>> Begin PROVIDED DATA

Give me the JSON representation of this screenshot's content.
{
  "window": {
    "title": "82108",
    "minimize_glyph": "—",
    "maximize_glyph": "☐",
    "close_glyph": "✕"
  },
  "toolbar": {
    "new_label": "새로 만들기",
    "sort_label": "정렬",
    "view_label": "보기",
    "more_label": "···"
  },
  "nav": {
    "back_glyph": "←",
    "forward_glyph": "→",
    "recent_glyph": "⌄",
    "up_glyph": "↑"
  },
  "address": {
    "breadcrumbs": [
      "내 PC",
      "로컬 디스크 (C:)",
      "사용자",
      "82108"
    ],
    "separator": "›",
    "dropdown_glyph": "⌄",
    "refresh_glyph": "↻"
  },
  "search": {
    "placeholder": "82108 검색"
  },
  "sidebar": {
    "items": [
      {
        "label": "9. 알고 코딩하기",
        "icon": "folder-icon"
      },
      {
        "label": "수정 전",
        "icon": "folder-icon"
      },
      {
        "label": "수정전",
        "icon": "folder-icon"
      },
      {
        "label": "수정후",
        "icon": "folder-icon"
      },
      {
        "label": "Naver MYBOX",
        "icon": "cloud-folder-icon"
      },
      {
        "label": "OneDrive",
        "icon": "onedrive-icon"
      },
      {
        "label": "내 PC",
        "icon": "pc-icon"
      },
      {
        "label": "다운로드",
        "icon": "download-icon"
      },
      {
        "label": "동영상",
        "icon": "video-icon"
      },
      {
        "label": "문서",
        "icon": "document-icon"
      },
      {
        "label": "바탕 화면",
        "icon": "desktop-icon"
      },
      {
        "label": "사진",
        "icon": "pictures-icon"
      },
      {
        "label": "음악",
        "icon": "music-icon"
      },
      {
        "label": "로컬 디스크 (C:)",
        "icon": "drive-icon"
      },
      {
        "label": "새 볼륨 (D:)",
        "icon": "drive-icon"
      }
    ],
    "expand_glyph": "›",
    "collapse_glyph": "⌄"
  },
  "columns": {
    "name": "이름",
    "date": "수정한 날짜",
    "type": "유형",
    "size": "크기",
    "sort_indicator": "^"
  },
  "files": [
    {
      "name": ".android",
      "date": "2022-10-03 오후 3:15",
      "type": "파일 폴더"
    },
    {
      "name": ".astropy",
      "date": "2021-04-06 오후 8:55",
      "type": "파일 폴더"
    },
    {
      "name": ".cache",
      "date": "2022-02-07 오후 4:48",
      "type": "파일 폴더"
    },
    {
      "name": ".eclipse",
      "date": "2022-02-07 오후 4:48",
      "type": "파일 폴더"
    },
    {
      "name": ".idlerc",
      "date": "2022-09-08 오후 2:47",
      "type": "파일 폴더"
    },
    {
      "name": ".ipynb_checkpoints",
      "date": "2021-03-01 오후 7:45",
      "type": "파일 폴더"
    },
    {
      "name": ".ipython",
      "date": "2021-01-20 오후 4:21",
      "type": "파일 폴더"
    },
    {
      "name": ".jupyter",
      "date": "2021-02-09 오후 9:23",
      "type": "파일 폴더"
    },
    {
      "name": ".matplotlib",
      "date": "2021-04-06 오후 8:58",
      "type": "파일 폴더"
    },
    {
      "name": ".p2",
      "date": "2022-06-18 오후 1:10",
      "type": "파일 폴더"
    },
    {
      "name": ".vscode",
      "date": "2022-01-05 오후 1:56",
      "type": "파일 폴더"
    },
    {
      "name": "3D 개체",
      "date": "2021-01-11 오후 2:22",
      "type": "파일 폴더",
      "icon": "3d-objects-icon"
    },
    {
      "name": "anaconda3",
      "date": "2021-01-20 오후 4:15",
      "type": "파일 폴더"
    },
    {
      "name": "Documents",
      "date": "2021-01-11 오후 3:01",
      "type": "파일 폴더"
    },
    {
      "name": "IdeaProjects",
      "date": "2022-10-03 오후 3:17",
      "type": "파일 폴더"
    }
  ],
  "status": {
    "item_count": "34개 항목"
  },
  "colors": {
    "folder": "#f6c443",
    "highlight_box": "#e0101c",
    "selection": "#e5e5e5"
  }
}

>> End PROVIDED DATA

**GIVEN INSTRUCTION**:
Every record above must be duplicated exactly.

**EXERCISE SOLUTION**:
Give me the JSON representation of this screenshot's content.
{
  "window": {
    "title": "82108",
    "minimize_glyph": "—",
    "maximize_glyph": "☐",
    "close_glyph": "✕"
  },
  "toolbar": {
    "new_label": "새로 만들기",
    "sort_label": "정렬",
    "view_label": "보기",
    "more_label": "···"
  },
  "nav": {
    "back_glyph": "←",
    "forward_glyph": "→",
    "recent_glyph": "⌄",
    "up_glyph": "↑"
  },
  "address": {
    "breadcrumbs": [
      "내 PC",
      "로컬 디스크 (C:)",
      "사용자",
      "82108"
    ],
    "separator": "›",
    "dropdown_glyph": "⌄",
    "refresh_glyph": "↻"
  },
  "search": {
    "placeholder": "82108 검색"
  },
  "sidebar": {
    "items": [
      {
        "label": "9. 알고 코딩하기",
        "icon": "folder-icon"
      },
      {
        "label": "수정 전",
        "icon": "folder-icon"
      },
      {
        "label": "수정전",
        "icon": "folder-icon"
      },
      {
        "label": "수정후",
        "icon": "folder-icon"
      },
      {
        "label": "Naver MYBOX",
        "icon": "cloud-folder-icon"
      },
      {
        "label": "OneDrive",
        "icon": "onedrive-icon"
      },
      {
        "label": "내 PC",
        "icon": "pc-icon"
      },
      {
        "label": "다운로드",
        "icon": "download-icon"
      },
      {
        "label": "동영상",
        "icon": "video-icon"
      },
      {
        "label": "문서",
        "icon": "document-icon"
      },
      {
        "label": "바탕 화면",
        "icon": "desktop-icon"
      },
      {
        "label": "사진",
        "icon": "pictures-icon"
      },
      {
        "label": "음악",
        "icon": "music-icon"
      },
      {
        "label": "로컬 디스크 (C:)",
        "icon": "drive-icon"
      },
      {
        "label": "새 볼륨 (D:)",
        "icon": "drive-icon"
      }
    ],
    "expand_glyph": "›",
    "collapse_glyph": "⌄"
  },
  "columns": {
    "name": "이름",
    "date": "수정한 날짜",
    "type": "유형",
    "size": "크기",
    "sort_indicator": "^"
  },
  "files": [
    {
      "name": ".android",
      "date": "2022-10-03 오후 3:15",
      "type": "파일 폴더"
    },
    {
      "name": ".astropy",
      "date": "2021-04-06 오후 8:55",
      "type": "파일 폴더"
    },
    {
      "name": ".cache",
      "date": "2022-02-07 오후 4:48",
      "type": "파일 폴더"
    },
    {
      "name": ".eclipse",
      "date": "2022-02-07 오후 4:48",
      "type": "파일 폴더"
    },
    {
      "name": ".idlerc",
      "date": "2022-09-08 오후 2:47",
      "type": "파일 폴더"
    },
    {
      "name": ".ipynb_checkpoints",
      "date": "2021-03-01 오후 7:45",
      "type": "파일 폴더"
    },
    {
      "name": ".ipython",
      "date": "2021-01-20 오후 4:21",
      "type": "파일 폴더"
    },
    {
      "name": ".jupyter",
      "date": "2021-02-09 오후 9:23",
      "type": "파일 폴더"
    },
    {
      "name": ".matplotlib",
      "date": "2021-04-06 오후 8:58",
      "type": "파일 폴더"
    },
    {
      "name": ".p2",
      "date": "2022-06-18 오후 1:10",
      "type": "파일 폴더"
    },
    {
      "name": ".vscode",
      "date": "2022-01-05 오후 1:56",
      "type": "파일 폴더"
    },
    {
      "name": "3D 개체",
      "date": "2021-01-11 오후 2:22",
      "type": "파일 폴더",
      "icon": "3d-objects-icon"
    },
    {
      "name": "anaconda3",
      "date": "2021-01-20 오후 4:15",
      "type": "파일 폴더"
    },
    {
      "name": "Documents",
      "date": "2021-01-11 오후 3:01",
      "type": "파일 폴더"
    },
    {
      "name": "IdeaProjects",
      "date": "2022-10-03 오후 3:17",
      "type": "파일 폴더"
    }
  ],
  "status": {
    "item_count": "34개 항목"
  },
  "colors": {
    "folder": "#f6c443",
    "highlight_box": "#e0101c",
    "selection": "#e5e5e5"
  }
}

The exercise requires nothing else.